YOUR TASK – Rewrite the stretch of the material from its start through the line containing "group-name-cell: Антидепрессанты [148, 728, 320, 745]", changing "drug-name-cell" to "medicine-name-cell" wherever it occurs and keeping everything else unchanged.

Source data –
------------------------------------------------------------

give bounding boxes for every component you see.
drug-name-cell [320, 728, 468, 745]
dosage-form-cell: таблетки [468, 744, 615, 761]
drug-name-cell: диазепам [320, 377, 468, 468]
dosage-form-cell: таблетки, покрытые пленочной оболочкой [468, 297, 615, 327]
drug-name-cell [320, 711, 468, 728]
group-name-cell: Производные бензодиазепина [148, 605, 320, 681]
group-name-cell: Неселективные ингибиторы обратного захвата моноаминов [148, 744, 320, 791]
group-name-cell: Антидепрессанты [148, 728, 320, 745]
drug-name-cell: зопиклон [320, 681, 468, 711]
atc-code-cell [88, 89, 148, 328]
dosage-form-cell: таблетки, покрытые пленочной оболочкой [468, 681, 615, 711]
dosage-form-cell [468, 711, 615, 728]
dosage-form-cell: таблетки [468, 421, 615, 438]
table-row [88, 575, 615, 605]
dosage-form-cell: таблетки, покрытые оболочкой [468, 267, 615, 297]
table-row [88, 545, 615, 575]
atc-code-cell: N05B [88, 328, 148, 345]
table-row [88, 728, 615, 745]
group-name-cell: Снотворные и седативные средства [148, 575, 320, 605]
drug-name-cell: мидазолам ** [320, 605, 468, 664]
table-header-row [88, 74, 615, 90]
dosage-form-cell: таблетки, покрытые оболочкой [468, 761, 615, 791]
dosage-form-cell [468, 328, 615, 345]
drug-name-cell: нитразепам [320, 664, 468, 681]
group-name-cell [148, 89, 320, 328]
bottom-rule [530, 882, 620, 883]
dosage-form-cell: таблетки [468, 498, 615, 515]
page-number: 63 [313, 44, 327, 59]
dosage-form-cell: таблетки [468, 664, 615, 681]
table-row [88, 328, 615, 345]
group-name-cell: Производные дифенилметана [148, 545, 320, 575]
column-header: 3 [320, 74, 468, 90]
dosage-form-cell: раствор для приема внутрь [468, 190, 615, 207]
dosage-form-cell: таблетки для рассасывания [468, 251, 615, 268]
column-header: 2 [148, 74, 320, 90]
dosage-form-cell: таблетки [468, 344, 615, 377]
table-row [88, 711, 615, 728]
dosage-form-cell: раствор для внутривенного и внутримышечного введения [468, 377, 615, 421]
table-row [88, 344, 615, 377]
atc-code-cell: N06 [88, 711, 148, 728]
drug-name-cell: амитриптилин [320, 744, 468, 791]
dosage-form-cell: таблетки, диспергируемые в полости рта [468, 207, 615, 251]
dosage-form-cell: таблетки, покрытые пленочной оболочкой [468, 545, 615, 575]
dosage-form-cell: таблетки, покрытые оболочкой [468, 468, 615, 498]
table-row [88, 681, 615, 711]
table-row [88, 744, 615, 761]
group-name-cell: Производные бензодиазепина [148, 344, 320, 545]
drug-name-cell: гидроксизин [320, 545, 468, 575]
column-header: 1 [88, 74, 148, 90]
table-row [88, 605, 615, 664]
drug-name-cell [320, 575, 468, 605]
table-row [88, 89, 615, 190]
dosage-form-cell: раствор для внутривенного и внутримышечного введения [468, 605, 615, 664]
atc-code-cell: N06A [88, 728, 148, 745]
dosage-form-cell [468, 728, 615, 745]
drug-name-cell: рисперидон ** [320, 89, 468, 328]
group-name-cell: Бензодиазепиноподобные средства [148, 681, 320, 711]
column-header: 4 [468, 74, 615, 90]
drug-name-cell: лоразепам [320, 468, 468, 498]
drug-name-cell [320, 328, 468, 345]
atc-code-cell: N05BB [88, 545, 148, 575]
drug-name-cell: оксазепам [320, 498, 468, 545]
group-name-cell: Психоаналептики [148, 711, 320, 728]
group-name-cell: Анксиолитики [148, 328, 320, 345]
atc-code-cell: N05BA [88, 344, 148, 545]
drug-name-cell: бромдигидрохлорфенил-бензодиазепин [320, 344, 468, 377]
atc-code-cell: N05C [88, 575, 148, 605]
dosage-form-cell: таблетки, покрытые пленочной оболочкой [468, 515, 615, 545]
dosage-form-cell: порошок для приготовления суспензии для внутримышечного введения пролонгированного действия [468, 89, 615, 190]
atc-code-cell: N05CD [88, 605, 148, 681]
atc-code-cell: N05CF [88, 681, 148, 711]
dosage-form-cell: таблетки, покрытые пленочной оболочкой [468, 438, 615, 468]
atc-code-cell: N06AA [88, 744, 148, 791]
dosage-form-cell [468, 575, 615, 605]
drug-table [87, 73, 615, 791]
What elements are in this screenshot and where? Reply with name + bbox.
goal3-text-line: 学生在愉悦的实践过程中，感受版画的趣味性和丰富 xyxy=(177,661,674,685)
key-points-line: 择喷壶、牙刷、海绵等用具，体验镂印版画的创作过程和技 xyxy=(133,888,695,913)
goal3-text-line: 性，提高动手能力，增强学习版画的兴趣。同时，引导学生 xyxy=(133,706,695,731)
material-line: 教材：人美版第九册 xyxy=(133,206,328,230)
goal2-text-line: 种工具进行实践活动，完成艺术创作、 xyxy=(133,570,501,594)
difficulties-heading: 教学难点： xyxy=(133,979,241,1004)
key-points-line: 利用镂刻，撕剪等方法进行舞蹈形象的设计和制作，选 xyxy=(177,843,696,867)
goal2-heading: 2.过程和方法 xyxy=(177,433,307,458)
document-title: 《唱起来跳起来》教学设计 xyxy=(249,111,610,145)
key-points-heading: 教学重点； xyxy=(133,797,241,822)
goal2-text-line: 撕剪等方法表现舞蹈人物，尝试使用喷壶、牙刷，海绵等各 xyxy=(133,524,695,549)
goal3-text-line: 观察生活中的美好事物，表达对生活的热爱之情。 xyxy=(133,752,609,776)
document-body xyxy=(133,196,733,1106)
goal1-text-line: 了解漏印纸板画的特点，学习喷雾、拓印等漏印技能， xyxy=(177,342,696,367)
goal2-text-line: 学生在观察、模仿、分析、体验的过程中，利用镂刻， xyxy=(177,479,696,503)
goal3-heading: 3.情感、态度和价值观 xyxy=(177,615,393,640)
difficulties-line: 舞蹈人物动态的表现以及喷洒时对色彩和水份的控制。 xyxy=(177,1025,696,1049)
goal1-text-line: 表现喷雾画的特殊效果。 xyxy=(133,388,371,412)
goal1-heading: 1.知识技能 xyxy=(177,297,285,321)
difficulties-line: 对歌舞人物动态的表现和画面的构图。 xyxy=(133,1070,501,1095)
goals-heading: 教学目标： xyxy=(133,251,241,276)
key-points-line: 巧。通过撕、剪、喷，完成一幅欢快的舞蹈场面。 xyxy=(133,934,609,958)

------------------------------------------------------------

EXERCISE RESPONSE –
give bounding boxes for every component you see.
medicine-name-cell [320, 728, 468, 745]
dosage-form-cell: таблетки [468, 744, 615, 761]
medicine-name-cell: диазепам [320, 377, 468, 468]
dosage-form-cell: таблетки, покрытые пленочной оболочкой [468, 297, 615, 327]
medicine-name-cell [320, 711, 468, 728]
group-name-cell: Производные бензодиазепина [148, 605, 320, 681]
group-name-cell: Неселективные ингибиторы обратного захвата моноаминов [148, 744, 320, 791]
group-name-cell: Антидепрессанты [148, 728, 320, 745]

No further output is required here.